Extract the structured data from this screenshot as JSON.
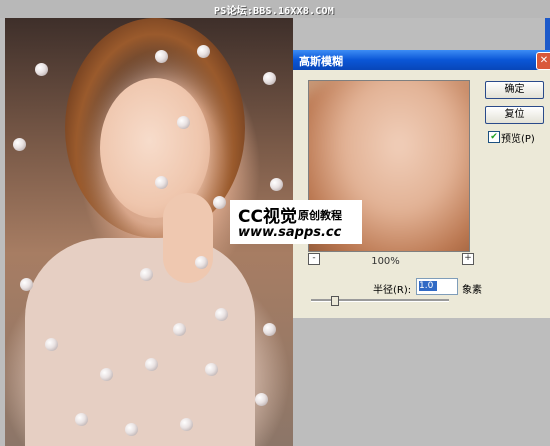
{
  "header": {
    "site_text": "PS论坛:BBS.16XX8.COM"
  },
  "dialog": {
    "title": "高斯模糊",
    "close_glyph": "✕",
    "ok_label": "确定",
    "reset_label": "复位",
    "preview_label": "预览(P)",
    "preview_checked": true,
    "zoom": "100%",
    "zoom_out": "-",
    "zoom_in": "+",
    "radius_label": "半径(R):",
    "radius_value": "1.0",
    "radius_unit": "象素"
  },
  "watermark": {
    "brand": "CC视觉",
    "tagline": "原创教程",
    "url": "www.sapps.cc"
  },
  "colors": {
    "titlebar": "#0a56d6",
    "dialog_bg": "#ece9d8",
    "desktop": "#bdbdbd"
  }
}
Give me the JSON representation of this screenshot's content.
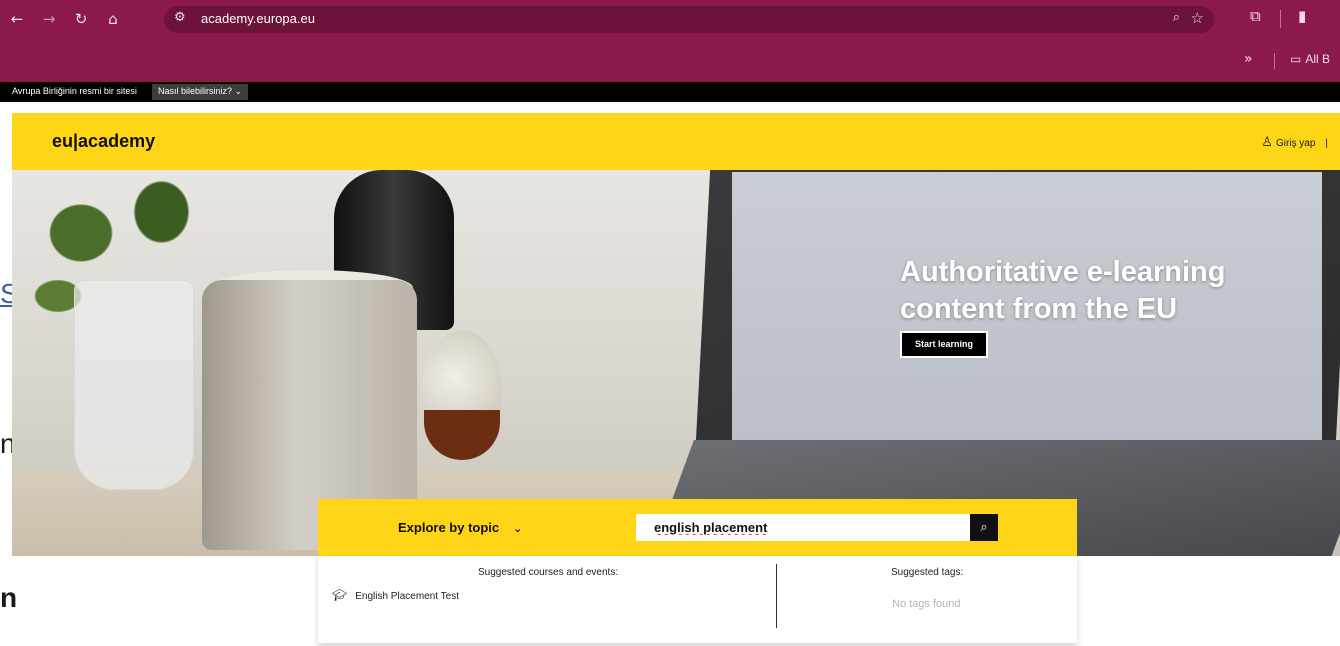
{
  "browser": {
    "url": "academy.europa.eu",
    "bookmarks_more": "»",
    "bookmark_folder": "All B"
  },
  "eu_banner": {
    "official_text": "Avrupa Birliğinin resmi bir sitesi",
    "how_to_know": "Nasıl bilebilirsiniz?"
  },
  "header": {
    "logo": "eu|academy",
    "login": "Giriş yap",
    "separator": "|"
  },
  "hero": {
    "title": "Authoritative e-learning content from the EU",
    "cta": "Start learning"
  },
  "search": {
    "explore_label": "Explore by topic",
    "query": "english placement"
  },
  "suggestions": {
    "courses_title": "Suggested courses and events:",
    "courses": [
      "English Placement Test"
    ],
    "tags_title": "Suggested tags:",
    "tags_empty": "No tags found"
  },
  "background_fragments": [
    "S",
    "n",
    "n"
  ],
  "colors": {
    "browser_chrome": "#8b1a4b",
    "brand_yellow": "#ffd617",
    "black": "#000000"
  }
}
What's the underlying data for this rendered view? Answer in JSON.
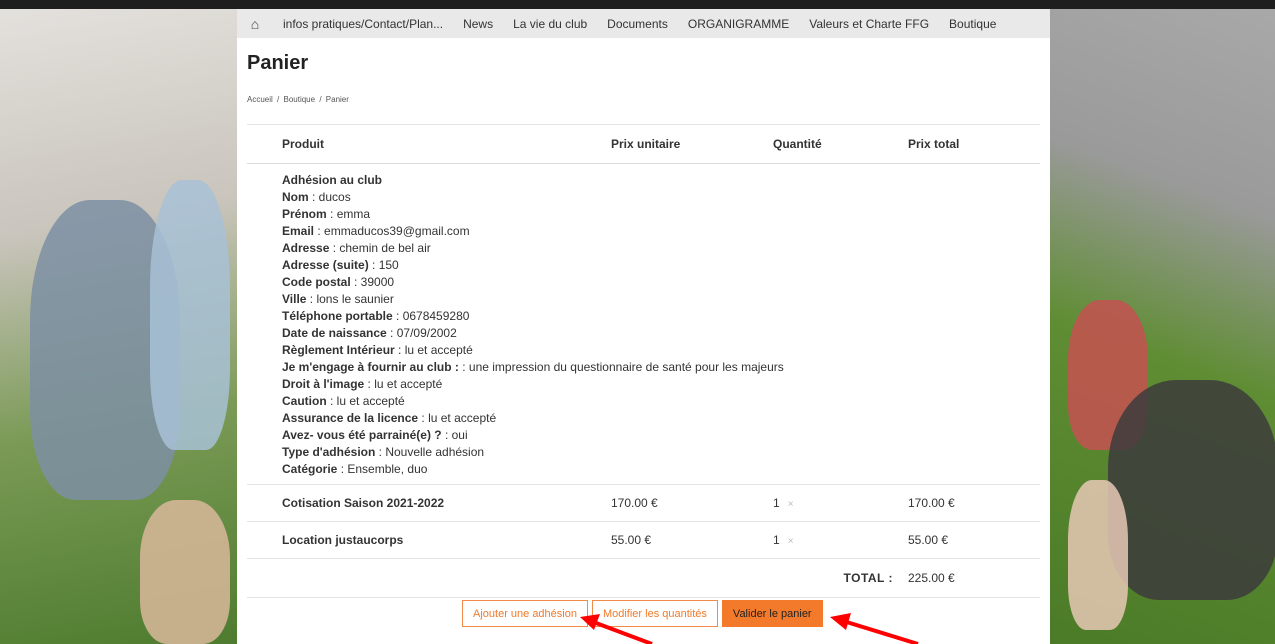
{
  "nav": {
    "items": [
      "infos pratiques/Contact/Plan...",
      "News",
      "La vie du club",
      "Documents",
      "ORGANIGRAMME",
      "Valeurs et Charte FFG",
      "Boutique"
    ]
  },
  "page": {
    "title": "Panier",
    "breadcrumb": [
      "Accueil",
      "/",
      "Boutique",
      "/",
      "Panier"
    ]
  },
  "cart": {
    "headers": [
      "Produit",
      "Prix unitaire",
      "Quantité",
      "Prix total"
    ],
    "membership": {
      "title": "Adhésion au club",
      "fields": [
        {
          "label": "Nom",
          "value": " : ducos"
        },
        {
          "label": "Prénom",
          "value": " : emma"
        },
        {
          "label": "Email",
          "value": " : emmaducos39@gmail.com"
        },
        {
          "label": "Adresse",
          "value": " : chemin de bel air"
        },
        {
          "label": "Adresse (suite)",
          "value": " : 150"
        },
        {
          "label": "Code postal",
          "value": " : 39000"
        },
        {
          "label": "Ville",
          "value": " : lons le saunier"
        },
        {
          "label": "Téléphone portable",
          "value": " : 0678459280"
        },
        {
          "label": "Date de naissance",
          "value": " : 07/09/2002"
        },
        {
          "label": "Règlement Intérieur",
          "value": " : lu et accepté"
        },
        {
          "label": "Je m'engage à fournir au club :",
          "value": " : une impression du questionnaire de santé pour les majeurs"
        },
        {
          "label": "Droit à l'image",
          "value": " : lu et accepté"
        },
        {
          "label": "Caution",
          "value": " : lu et accepté"
        },
        {
          "label": "Assurance de la licence",
          "value": " : lu et accepté"
        },
        {
          "label": "Avez- vous été parrainé(e) ?",
          "value": " : oui"
        },
        {
          "label": "Type d'adhésion",
          "value": " : Nouvelle adhésion"
        },
        {
          "label": "Catégorie",
          "value": " : Ensemble, duo"
        }
      ]
    },
    "rows": [
      {
        "name": "Cotisation Saison 2021-2022",
        "unit": "170.00 €",
        "qty": "1",
        "remove": "×",
        "total": "170.00 €"
      },
      {
        "name": "Location justaucorps",
        "unit": "55.00 €",
        "qty": "1",
        "remove": "×",
        "total": "55.00 €"
      }
    ],
    "total_label": "TOTAL :",
    "total_value": "225.00 €"
  },
  "buttons": {
    "add": "Ajouter une adhésion",
    "modify": "Modifier les quantités",
    "validate": "Valider le panier"
  },
  "colors": {
    "accent": "#f47a2b",
    "annotation_arrow": "#ff0000"
  }
}
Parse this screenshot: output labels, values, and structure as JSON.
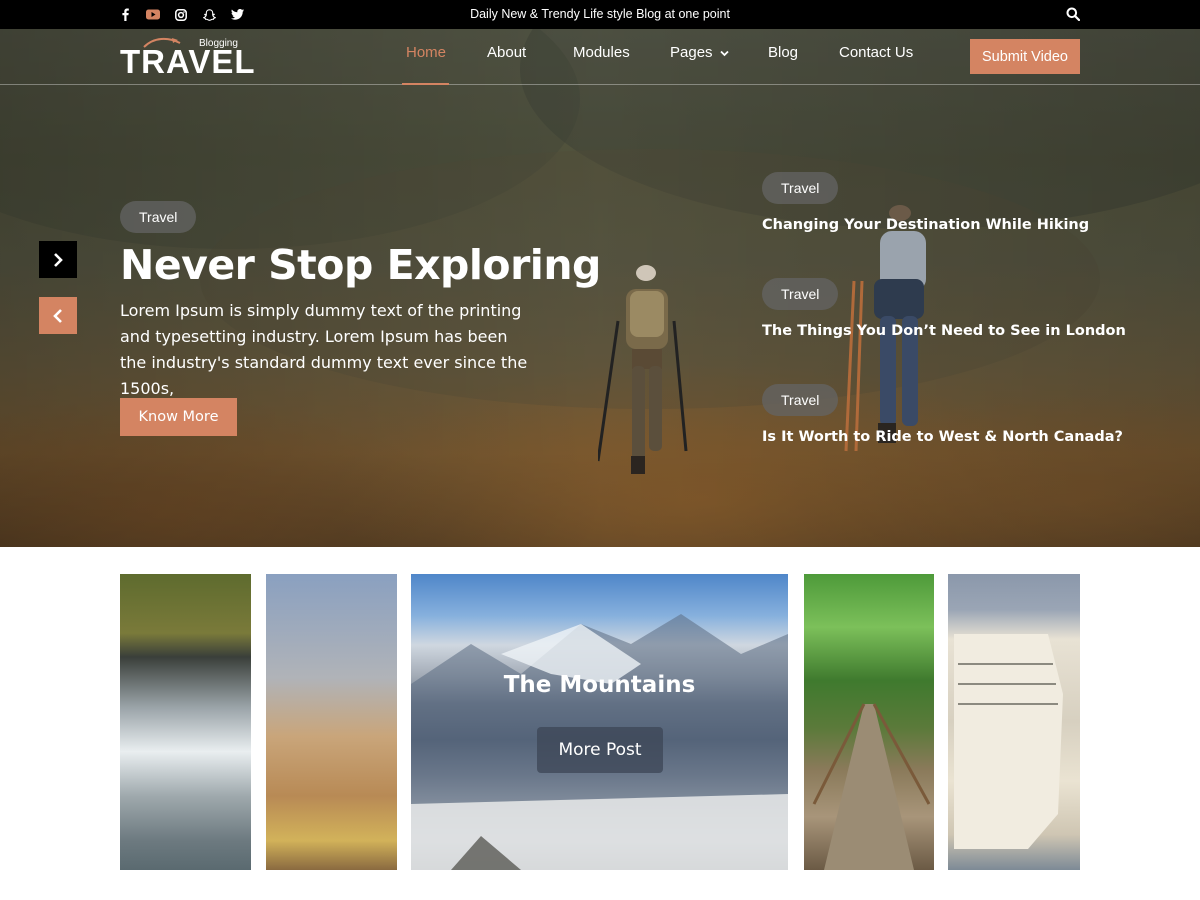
{
  "topbar": {
    "social_icons": [
      "facebook-icon",
      "youtube-icon",
      "instagram-icon",
      "snapchat-icon",
      "twitter-icon"
    ],
    "tagline": "Daily New & Trendy Life style Blog at one point",
    "search_icon": "search-icon"
  },
  "header": {
    "logo": {
      "main": "TRAVEL",
      "small": "Blogging"
    },
    "nav": [
      {
        "label": "Home",
        "active": true
      },
      {
        "label": "About"
      },
      {
        "label": "Modules"
      },
      {
        "label": "Pages",
        "has_dropdown": true
      },
      {
        "label": "Blog"
      },
      {
        "label": "Contact Us"
      }
    ],
    "cta_label": "Submit Video"
  },
  "hero": {
    "category": "Travel",
    "title": "Never Stop Exploring",
    "description": "Lorem Ipsum is simply dummy text of the printing and typesetting industry. Lorem Ipsum has been the industry's standard dummy text ever since the 1500s,",
    "button_label": "Know More",
    "side_posts": [
      {
        "category": "Travel",
        "title": "Changing Your Destination While Hiking"
      },
      {
        "category": "Travel",
        "title": "The Things You Don’t Need to See in London"
      },
      {
        "category": "Travel",
        "title": "Is It Worth to Ride to West & North Canada?"
      }
    ]
  },
  "gallery": {
    "tiles": [
      "waterfall",
      "city-buildings",
      "mountains",
      "forest-bridge",
      "cruise-ship"
    ],
    "featured_title": "The Mountains",
    "featured_button": "More Post"
  },
  "colors": {
    "accent": "#d48462",
    "topbar": "#000000"
  }
}
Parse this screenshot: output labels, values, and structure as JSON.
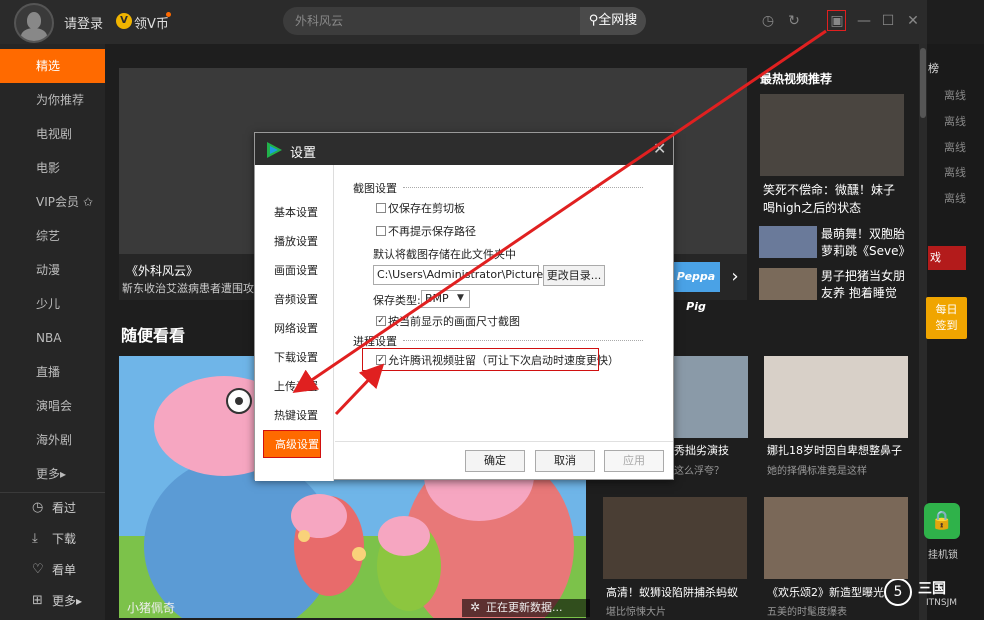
{
  "topbar": {
    "login": "请登录",
    "vip_coin_badge": "V",
    "vip_coin": "领V币",
    "search_placeholder": "外科风云",
    "search_button": "全网搜"
  },
  "sidebar": {
    "items": [
      "精选",
      "为你推荐",
      "电视剧",
      "电影",
      "VIP会员",
      "综艺",
      "动漫",
      "少儿",
      "NBA",
      "直播",
      "演唱会",
      "海外剧",
      "更多▸"
    ],
    "bottom": [
      {
        "icon": "◷",
        "label": "看过"
      },
      {
        "icon": "⤓",
        "label": "下载"
      },
      {
        "icon": "♡",
        "label": "看单"
      },
      {
        "icon": "⊞",
        "label": "更多▸"
      }
    ]
  },
  "banner": {
    "title": "《外科风云》",
    "subtitle": "靳东收治艾滋病患者遭围攻",
    "thumb_text": "Peppa Pig"
  },
  "hot": {
    "title": "最热视频推荐",
    "items": [
      {
        "caption": "笑死不偿命：微醺！妹子喝high之后的状态"
      },
      {
        "caption": "最萌舞！双胞胎萝莉跳《Seve》"
      },
      {
        "caption": "男子把猪当女朋友养 抱着睡觉"
      }
    ]
  },
  "far_right": {
    "rank_label": "榜",
    "offline": [
      "离线",
      "离线",
      "离线",
      "离线",
      "离线"
    ],
    "game": "戏",
    "signin_line1": "每日",
    "signin_line2": "签到",
    "lock_label": "挂机锁",
    "watermark": "三国",
    "watermark_prefix": "5",
    "watermark_sub": "ITNSJM"
  },
  "section": {
    "title": "随便看看",
    "big_caption": "小猪佩奇",
    "cards": [
      {
        "caption": "秀拙劣演技",
        "sub": "这么浮夸？"
      },
      {
        "caption": "娜扎18岁时因自卑想整鼻子",
        "sub": "她的择偶标准竟是这样"
      },
      {
        "caption": "高清！蚁狮设陷阱捕杀蚂蚁",
        "sub": "堪比惊悚大片"
      },
      {
        "caption": "《欢乐颂2》新造型曝光",
        "sub": "五美的时髦度爆表"
      }
    ],
    "updating": "正在更新数据..."
  },
  "dialog": {
    "title": "设置",
    "nav": [
      "基本设置",
      "播放设置",
      "画面设置",
      "音频设置",
      "网络设置",
      "下载设置",
      "上传设置",
      "热键设置",
      "高级设置"
    ],
    "screenshot_section": "截图设置",
    "opt_clipboard": "仅保存在剪切板",
    "opt_no_prompt": "不再提示保存路径",
    "save_folder_label": "默认将截图存储在此文件夹中",
    "path": "C:\\Users\\Administrator\\Pictures",
    "change_dir": "更改目录...",
    "format_label": "保存类型:",
    "format_value": "BMP",
    "opt_current_size": "按当前显示的画面尺寸截图",
    "advanced_section": "进程设置",
    "opt_resident": "允许腾讯视频驻留（可让下次启动时速度更快）",
    "ok": "确定",
    "cancel": "取消",
    "apply": "应用"
  },
  "colors": {
    "accent": "#ff6a00",
    "annotation": "#e02020"
  }
}
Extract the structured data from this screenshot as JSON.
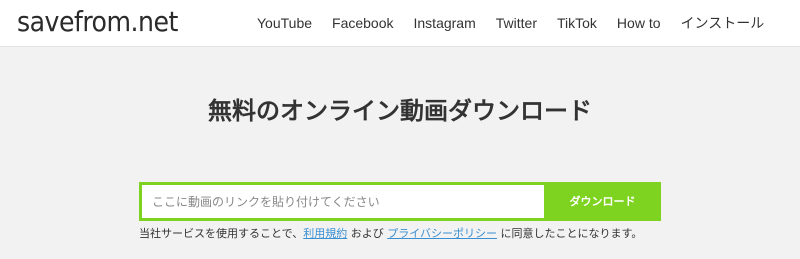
{
  "header": {
    "logo": "savefrom.net",
    "nav": [
      "YouTube",
      "Facebook",
      "Instagram",
      "Twitter",
      "TikTok",
      "How to",
      "インストール"
    ]
  },
  "main": {
    "title": "無料のオンライン動画ダウンロード",
    "url_placeholder": "ここに動画のリンクを貼り付けてください",
    "download_button": "ダウンロード",
    "terms": {
      "prefix": "当社サービスを使用することで、",
      "terms_link": "利用規約",
      "middle": " および ",
      "privacy_link": "プライバシーポリシー",
      "suffix": " に同意したことになります。"
    }
  },
  "colors": {
    "accent_green": "#7ed321",
    "link_blue": "#3a8fd1",
    "background": "#f2f2f2"
  }
}
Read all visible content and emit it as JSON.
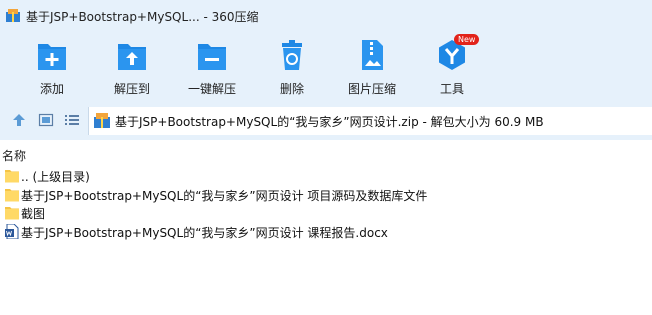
{
  "window": {
    "title": "基于JSP+Bootstrap+MySQL... - 360压缩"
  },
  "toolbar": {
    "buttons": [
      {
        "label": "添加",
        "icon": "add-icon"
      },
      {
        "label": "解压到",
        "icon": "extract-to-icon"
      },
      {
        "label": "一键解压",
        "icon": "one-click-extract-icon"
      },
      {
        "label": "删除",
        "icon": "delete-icon"
      },
      {
        "label": "图片压缩",
        "icon": "image-compress-icon"
      },
      {
        "label": "工具",
        "icon": "tools-icon",
        "badge": "New"
      }
    ]
  },
  "addressbar": {
    "path": "基于JSP+Bootstrap+MySQL的“我与家乡”网页设计.zip - 解包大小为 60.9 MB"
  },
  "list": {
    "header_name": "名称",
    "rows": [
      {
        "name": ".. (上级目录)",
        "type": "folder"
      },
      {
        "name": "基于JSP+Bootstrap+MySQL的“我与家乡”网页设计 项目源码及数据库文件",
        "type": "folder"
      },
      {
        "name": "截图",
        "type": "folder"
      },
      {
        "name": "基于JSP+Bootstrap+MySQL的“我与家乡”网页设计 课程报告.docx",
        "type": "docx"
      }
    ]
  },
  "colors": {
    "chrome_bg": "#e6f1fb",
    "accent_blue": "#1e88e5",
    "folder_yellow": "#f5c445",
    "badge_red": "#e2231a"
  }
}
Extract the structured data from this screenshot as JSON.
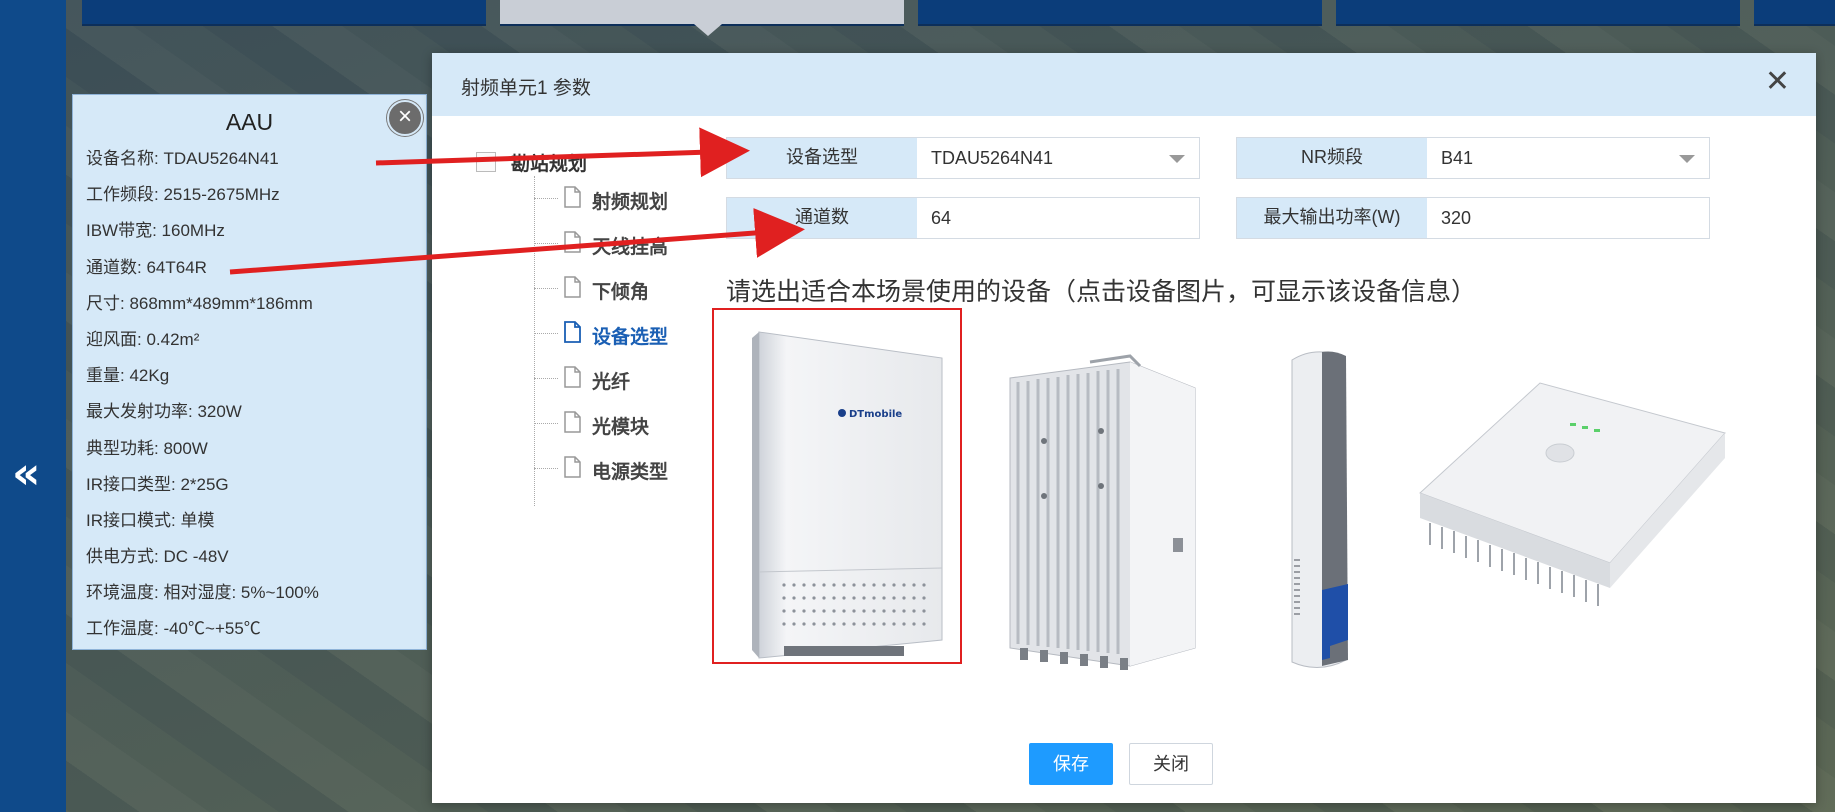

----

Task objective:
For each line in the data above that contains the string "我与家乡", extract the line.

Written solution:
    "path": "基于JSP+Bootstrap+MySQL的“我与家乡”网页设计.zip - 解包大小为 60.9 MB"
        "name": "基于JSP+Bootstrap+MySQL的“我与家乡”网页设计 项目源码及数据库文件",
        "name": "基于JSP+Bootstrap+MySQL的“我与家乡”网页设计 课程报告.docx",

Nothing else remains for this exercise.